Directions: Report back each line of the records that contains the string "true".

Material for this task:
- - - - -

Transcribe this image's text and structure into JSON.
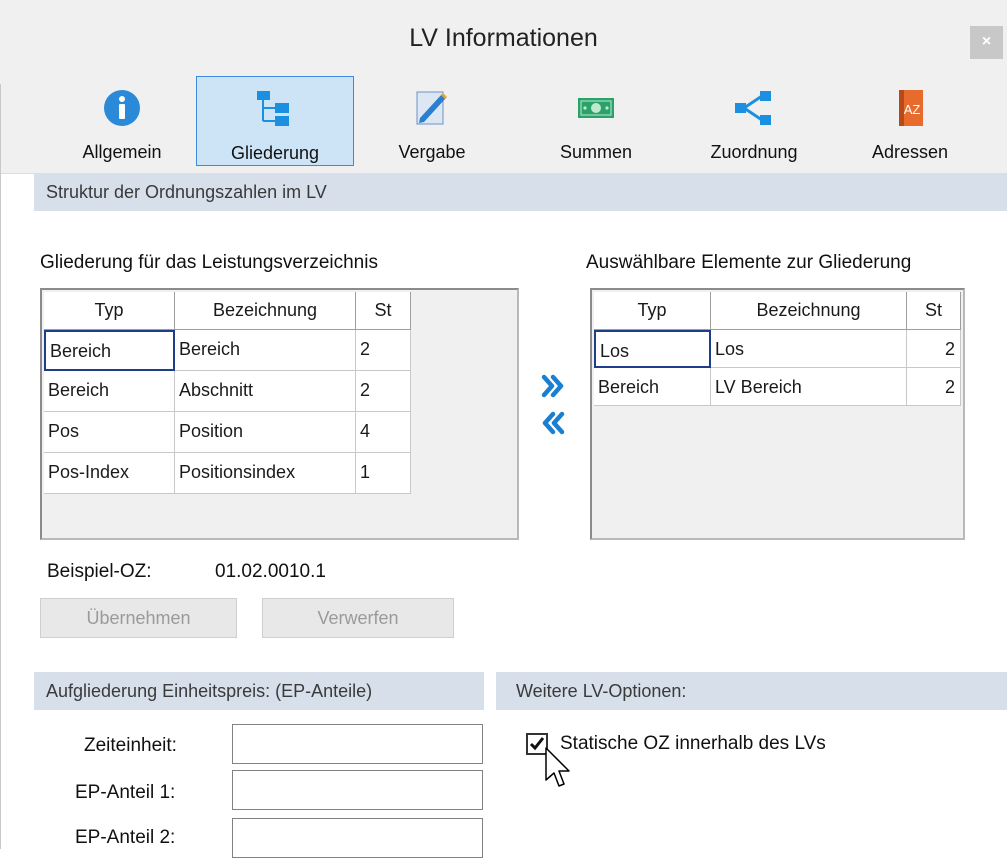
{
  "window": {
    "title": "LV Informationen",
    "close_glyph": "×"
  },
  "toolbar": {
    "items": [
      {
        "label": "Allgemein",
        "icon": "info-icon"
      },
      {
        "label": "Gliederung",
        "icon": "hierarchy-icon",
        "active": true
      },
      {
        "label": "Vergabe",
        "icon": "pencil-notepad-icon"
      },
      {
        "label": "Summen",
        "icon": "money-icon"
      },
      {
        "label": "Zuordnung",
        "icon": "share-network-icon"
      },
      {
        "label": "Adressen",
        "icon": "address-book-icon"
      }
    ]
  },
  "structure": {
    "header": "Struktur der Ordnungszahlen im LV",
    "left_title": "Gliederung für das Leistungsverzeichnis",
    "right_title": "Auswählbare Elemente zur Gliederung",
    "columns": [
      "Typ",
      "Bezeichnung",
      "St"
    ],
    "left_rows": [
      [
        "Bereich",
        "Bereich",
        "2"
      ],
      [
        "Bereich",
        "Abschnitt",
        "2"
      ],
      [
        "Pos",
        "Position",
        "4"
      ],
      [
        "Pos-Index",
        "Positionsindex",
        "1"
      ]
    ],
    "right_rows": [
      [
        "Los",
        "Los",
        "2"
      ],
      [
        "Bereich",
        "LV Bereich",
        "2"
      ]
    ],
    "example_label": "Beispiel-OZ:",
    "example_value": "01.02.0010.1",
    "apply_label": "Übernehmen",
    "discard_label": "Verwerfen"
  },
  "ep": {
    "header": "Aufgliederung Einheitspreis: (EP-Anteile)",
    "fields": [
      {
        "label": "Zeiteinheit:",
        "value": ""
      },
      {
        "label": "EP-Anteil 1:",
        "value": ""
      },
      {
        "label": "EP-Anteil 2:",
        "value": ""
      }
    ]
  },
  "options": {
    "header": "Weitere LV-Optionen:",
    "static_oz_label": "Statische OZ innerhalb des LVs",
    "static_oz_checked": true
  },
  "colors": {
    "accent": "#3c8be0",
    "section_bg": "#d6dfea",
    "toolbar_bg": "#f0f0f0",
    "selection_border": "#1e3e8a",
    "arrow": "#1a7fd1"
  }
}
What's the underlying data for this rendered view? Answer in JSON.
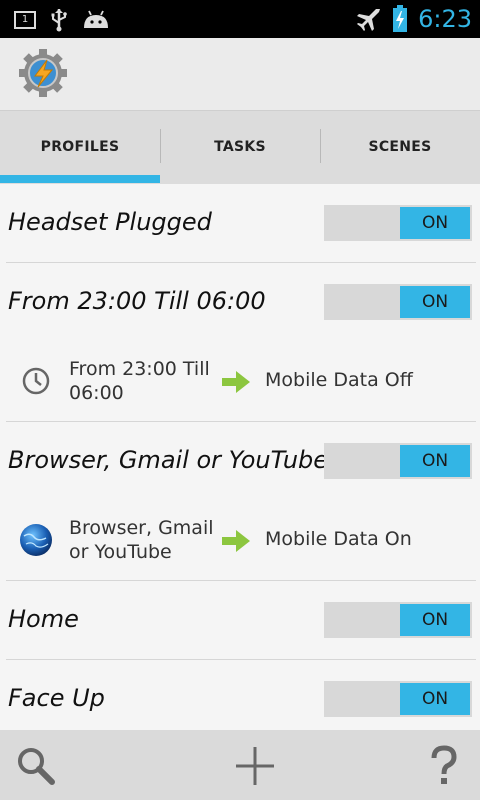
{
  "status_bar": {
    "time": "6:23",
    "icons": [
      "notification-1-icon",
      "usb-icon",
      "android-debug-icon",
      "airplane-mode-icon",
      "battery-charging-icon"
    ],
    "notification_count": "1",
    "accent_color": "#33b5e5"
  },
  "app_bar": {
    "icon": "tasker-gear-lightning-icon"
  },
  "tabs": [
    {
      "label": "PROFILES",
      "selected": true
    },
    {
      "label": "TASKS",
      "selected": false
    },
    {
      "label": "SCENES",
      "selected": false
    }
  ],
  "profiles": [
    {
      "name": "Headset Plugged",
      "toggle": "ON"
    },
    {
      "name": "From 23:00 Till 06:00",
      "toggle": "ON",
      "context": {
        "icon": "clock-icon",
        "text": "From 23:00 Till 06:00"
      },
      "task": "Mobile Data Off"
    },
    {
      "name": "Browser, Gmail or YouTube",
      "toggle": "ON",
      "context": {
        "icon": "globe-app-icon",
        "text": "Browser, Gmail or YouTube"
      },
      "task": "Mobile Data On"
    },
    {
      "name": "Home",
      "toggle": "ON"
    },
    {
      "name": "Face Up",
      "toggle": "ON"
    }
  ],
  "bottom_bar": {
    "icons": [
      "search-icon",
      "add-icon",
      "help-icon"
    ]
  }
}
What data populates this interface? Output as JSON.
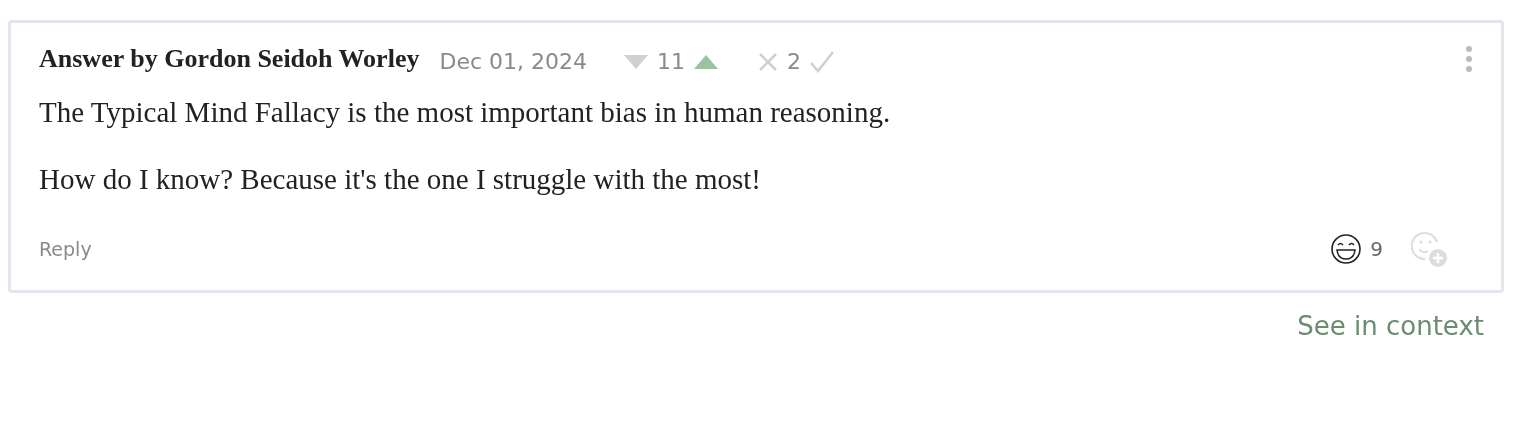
{
  "answer": {
    "author": "Answer by Gordon Seidoh Worley",
    "date": "Dec 01, 2024",
    "karma": {
      "score": "11",
      "downvoted": false,
      "upvoted": true
    },
    "agreement": {
      "score": "2",
      "disagreed": false,
      "agreed": false
    },
    "paragraphs": [
      "The Typical Mind Fallacy is the most important bias in human reasoning.",
      "How do I know? Because it's the one I struggle with the most!"
    ],
    "reply": "Reply",
    "reactions": [
      {
        "count": "9"
      }
    ]
  },
  "context_link": "See in context"
}
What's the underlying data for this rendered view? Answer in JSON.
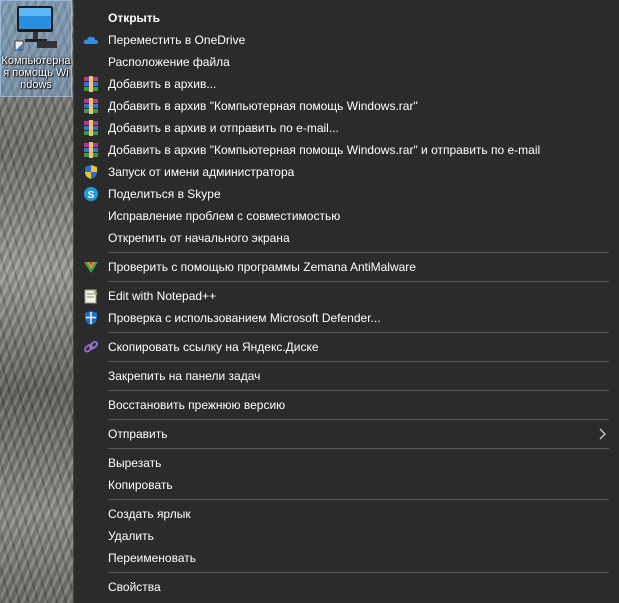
{
  "desktop": {
    "icon_label": "Компьютерная помощь Windows"
  },
  "menu": {
    "items": [
      {
        "label": "Открыть",
        "bold": true,
        "icon": "none"
      },
      {
        "label": "Переместить в OneDrive",
        "icon": "onedrive-icon"
      },
      {
        "label": "Расположение файла",
        "icon": "none"
      },
      {
        "label": "Добавить в архив...",
        "icon": "winrar-icon"
      },
      {
        "label": "Добавить в архив \"Компьютерная помощь Windows.rar\"",
        "icon": "winrar-icon"
      },
      {
        "label": "Добавить в архив и отправить по e-mail...",
        "icon": "winrar-icon"
      },
      {
        "label": "Добавить в архив \"Компьютерная помощь Windows.rar\" и отправить по e-mail",
        "icon": "winrar-icon"
      },
      {
        "label": "Запуск от имени администратора",
        "icon": "uac-shield-icon"
      },
      {
        "label": "Поделиться в Skype",
        "icon": "skype-icon"
      },
      {
        "label": "Исправление проблем с совместимостью",
        "icon": "none"
      },
      {
        "label": "Открепить от начального экрана",
        "icon": "none"
      },
      {
        "label": "Проверить с помощью программы Zemana AntiMalware",
        "icon": "zemana-icon"
      },
      {
        "label": "Edit with Notepad++",
        "icon": "notepadpp-icon"
      },
      {
        "label": "Проверка с использованием Microsoft Defender...",
        "icon": "defender-icon"
      },
      {
        "label": "Скопировать ссылку на Яндекс.Диске",
        "icon": "yandex-disk-link-icon"
      },
      {
        "label": "Закрепить на панели задач",
        "icon": "none"
      },
      {
        "label": "Восстановить прежнюю версию",
        "icon": "none"
      },
      {
        "label": "Отправить",
        "icon": "none",
        "submenu": true
      },
      {
        "label": "Вырезать",
        "icon": "none"
      },
      {
        "label": "Копировать",
        "icon": "none"
      },
      {
        "label": "Создать ярлык",
        "icon": "none"
      },
      {
        "label": "Удалить",
        "icon": "none"
      },
      {
        "label": "Переименовать",
        "icon": "none"
      },
      {
        "label": "Свойства",
        "icon": "none"
      }
    ],
    "submenu_arrow": "›"
  },
  "colors": {
    "menu_bg": "#2b2b2b",
    "separator": "#5a5a5a",
    "text": "#ffffff"
  }
}
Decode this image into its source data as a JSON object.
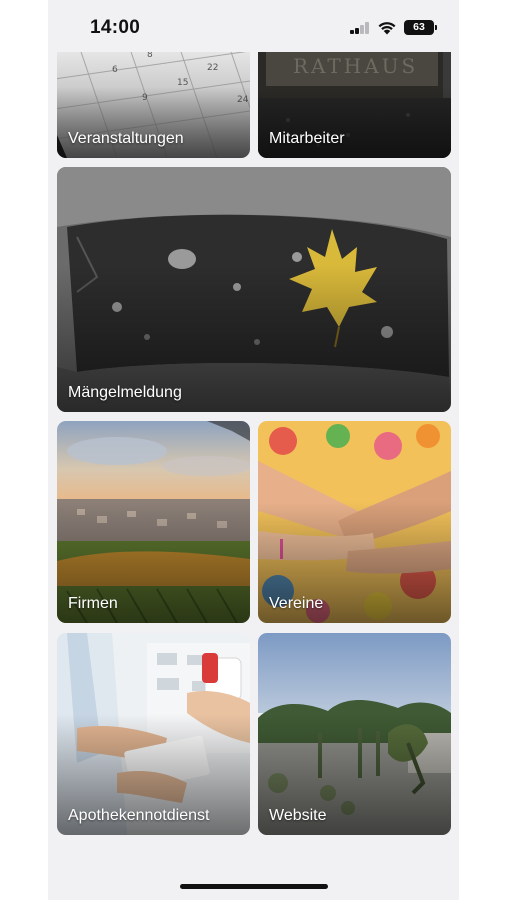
{
  "status_bar": {
    "time": "14:00",
    "battery": "63",
    "signal_bars": 2,
    "signal_bars_total": 4
  },
  "tiles": [
    {
      "label": "Veranstaltungen",
      "image": "calendar-photo",
      "color": "#d8d8d8"
    },
    {
      "label": "Mitarbeiter",
      "image": "town-hall-sign-photo",
      "color": "#2e2e2e"
    },
    {
      "label": "Mängelmeldung",
      "image": "pothole-leaf-photo",
      "color": "#4a4a4a"
    },
    {
      "label": "Firmen",
      "image": "town-vineyard-photo",
      "color": "#6f8a3c"
    },
    {
      "label": "Vereine",
      "image": "stacked-hands-photo",
      "color": "#e7b08a"
    },
    {
      "label": "Apothekennotdienst",
      "image": "pharmacy-photo",
      "color": "#dfe6ec"
    },
    {
      "label": "Website",
      "image": "sculpture-park-photo",
      "color": "#6f8a6a"
    }
  ],
  "colors": {
    "background": "#f1f1f3",
    "label_text": "#ffffff"
  }
}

- - - - -

Reply to the task:
        "active": true
    "static_oz_checked": true
      "selected": true
      "upvoted": true
        "bold": true,
        "submenu": true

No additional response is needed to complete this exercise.